**ASSIGNMENT**:
Below are the records; tally the lines that include "above" and report only the total.

**ENTRIES PROVIDED**:

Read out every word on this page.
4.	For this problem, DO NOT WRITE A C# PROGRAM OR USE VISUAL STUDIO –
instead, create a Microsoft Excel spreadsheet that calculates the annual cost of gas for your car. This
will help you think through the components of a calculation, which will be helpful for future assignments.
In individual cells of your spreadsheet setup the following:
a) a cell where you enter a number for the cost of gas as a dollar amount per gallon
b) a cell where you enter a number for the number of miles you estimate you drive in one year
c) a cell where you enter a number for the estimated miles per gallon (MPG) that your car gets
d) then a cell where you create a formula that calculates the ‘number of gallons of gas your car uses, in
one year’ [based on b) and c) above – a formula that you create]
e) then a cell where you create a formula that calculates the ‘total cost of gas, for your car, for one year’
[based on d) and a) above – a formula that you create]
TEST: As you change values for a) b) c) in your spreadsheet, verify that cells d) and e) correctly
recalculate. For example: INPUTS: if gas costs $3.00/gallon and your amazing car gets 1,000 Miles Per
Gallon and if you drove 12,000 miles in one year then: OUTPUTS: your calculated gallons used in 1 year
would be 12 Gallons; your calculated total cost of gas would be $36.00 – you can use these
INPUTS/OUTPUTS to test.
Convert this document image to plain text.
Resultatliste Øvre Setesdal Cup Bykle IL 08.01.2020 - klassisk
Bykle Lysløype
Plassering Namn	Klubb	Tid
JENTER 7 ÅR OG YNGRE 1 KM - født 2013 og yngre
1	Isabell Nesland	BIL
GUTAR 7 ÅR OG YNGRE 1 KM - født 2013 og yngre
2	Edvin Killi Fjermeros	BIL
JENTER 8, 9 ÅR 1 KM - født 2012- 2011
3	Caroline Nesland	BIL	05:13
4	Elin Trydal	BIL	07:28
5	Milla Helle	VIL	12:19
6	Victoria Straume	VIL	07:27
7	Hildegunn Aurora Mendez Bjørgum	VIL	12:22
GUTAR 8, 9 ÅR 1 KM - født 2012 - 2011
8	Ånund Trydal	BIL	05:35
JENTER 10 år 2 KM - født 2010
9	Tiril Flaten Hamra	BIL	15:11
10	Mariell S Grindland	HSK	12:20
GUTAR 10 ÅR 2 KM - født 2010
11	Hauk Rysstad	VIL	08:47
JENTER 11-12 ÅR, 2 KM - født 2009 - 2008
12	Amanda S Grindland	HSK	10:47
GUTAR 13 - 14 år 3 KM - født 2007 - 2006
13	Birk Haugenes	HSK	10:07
...
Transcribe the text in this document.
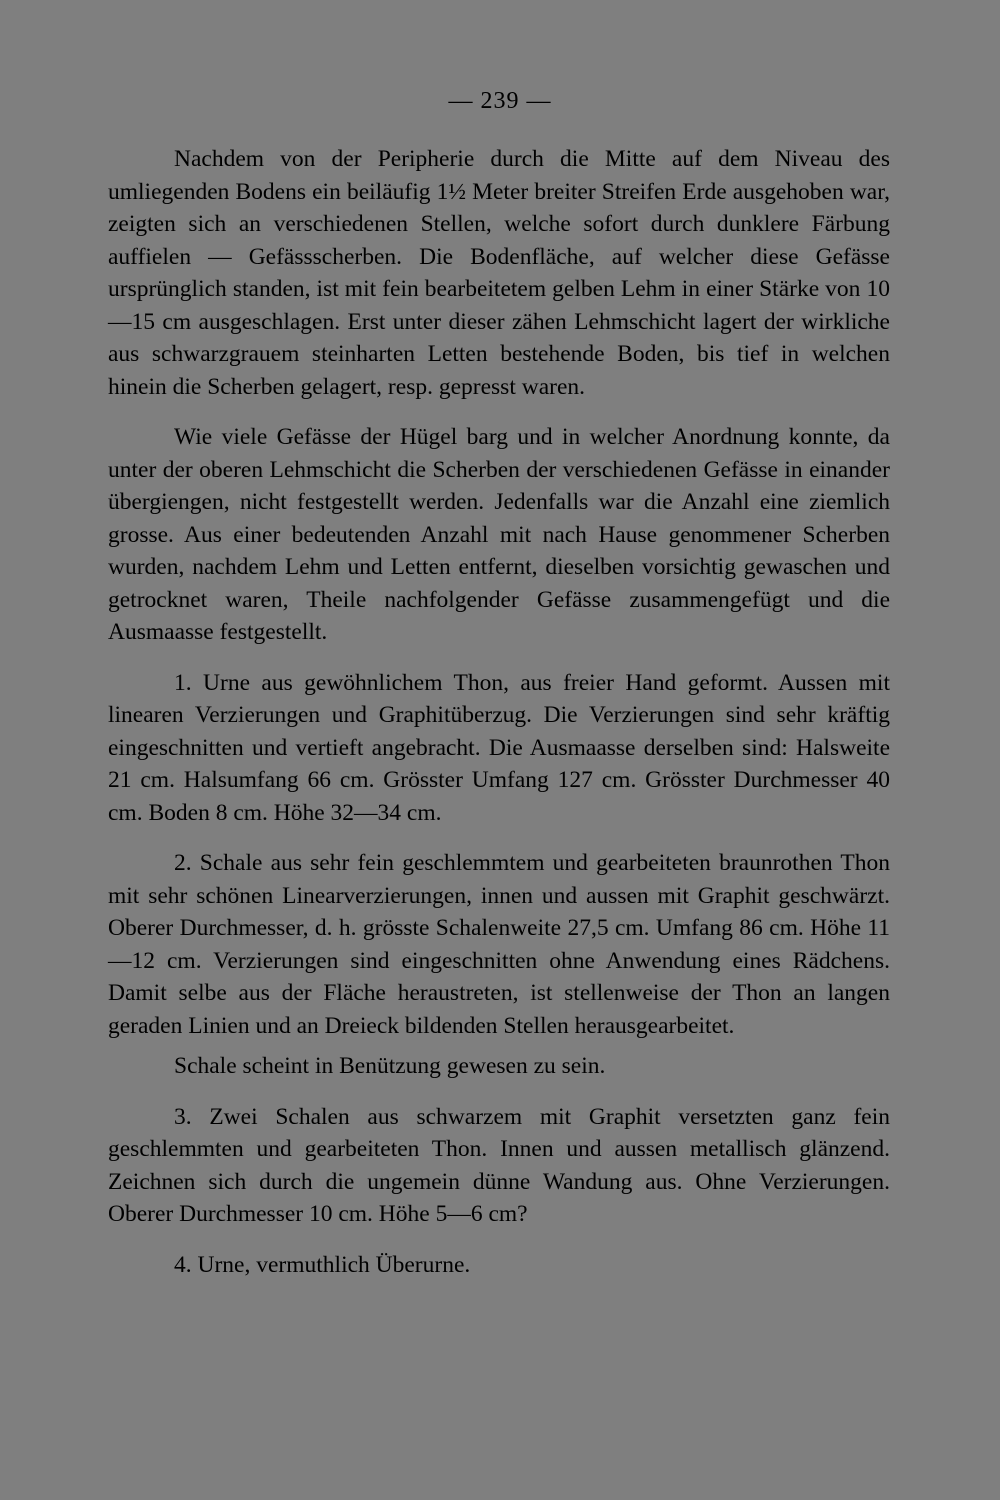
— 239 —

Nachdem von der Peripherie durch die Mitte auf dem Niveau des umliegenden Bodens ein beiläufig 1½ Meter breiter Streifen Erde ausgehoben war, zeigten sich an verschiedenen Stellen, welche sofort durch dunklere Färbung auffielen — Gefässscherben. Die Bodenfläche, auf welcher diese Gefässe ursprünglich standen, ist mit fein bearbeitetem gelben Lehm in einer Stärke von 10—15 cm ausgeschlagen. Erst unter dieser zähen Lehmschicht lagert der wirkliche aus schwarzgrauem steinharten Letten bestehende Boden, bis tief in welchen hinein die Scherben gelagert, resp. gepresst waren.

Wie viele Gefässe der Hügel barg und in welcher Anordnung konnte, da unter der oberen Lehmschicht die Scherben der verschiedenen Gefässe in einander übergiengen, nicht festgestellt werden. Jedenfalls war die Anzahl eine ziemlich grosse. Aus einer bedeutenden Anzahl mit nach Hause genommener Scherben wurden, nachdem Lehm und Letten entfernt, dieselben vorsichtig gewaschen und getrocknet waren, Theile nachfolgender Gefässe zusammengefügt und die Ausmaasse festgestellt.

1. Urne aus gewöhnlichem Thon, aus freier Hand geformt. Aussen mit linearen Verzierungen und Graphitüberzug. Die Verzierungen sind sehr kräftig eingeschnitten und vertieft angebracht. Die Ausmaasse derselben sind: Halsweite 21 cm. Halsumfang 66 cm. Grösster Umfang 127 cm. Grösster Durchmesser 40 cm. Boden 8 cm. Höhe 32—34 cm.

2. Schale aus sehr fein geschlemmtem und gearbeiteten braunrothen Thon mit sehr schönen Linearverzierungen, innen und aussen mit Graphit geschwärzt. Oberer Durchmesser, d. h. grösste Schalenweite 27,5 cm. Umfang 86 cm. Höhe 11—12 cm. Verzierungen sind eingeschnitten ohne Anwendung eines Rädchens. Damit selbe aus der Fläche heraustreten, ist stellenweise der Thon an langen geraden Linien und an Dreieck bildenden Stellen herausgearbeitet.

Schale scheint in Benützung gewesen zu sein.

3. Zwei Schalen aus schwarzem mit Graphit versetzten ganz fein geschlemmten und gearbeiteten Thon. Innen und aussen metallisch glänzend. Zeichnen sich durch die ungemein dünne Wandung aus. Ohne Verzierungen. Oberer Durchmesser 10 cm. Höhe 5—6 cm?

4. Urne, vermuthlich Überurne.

**OUTPUT FOR THIS TASK**:
2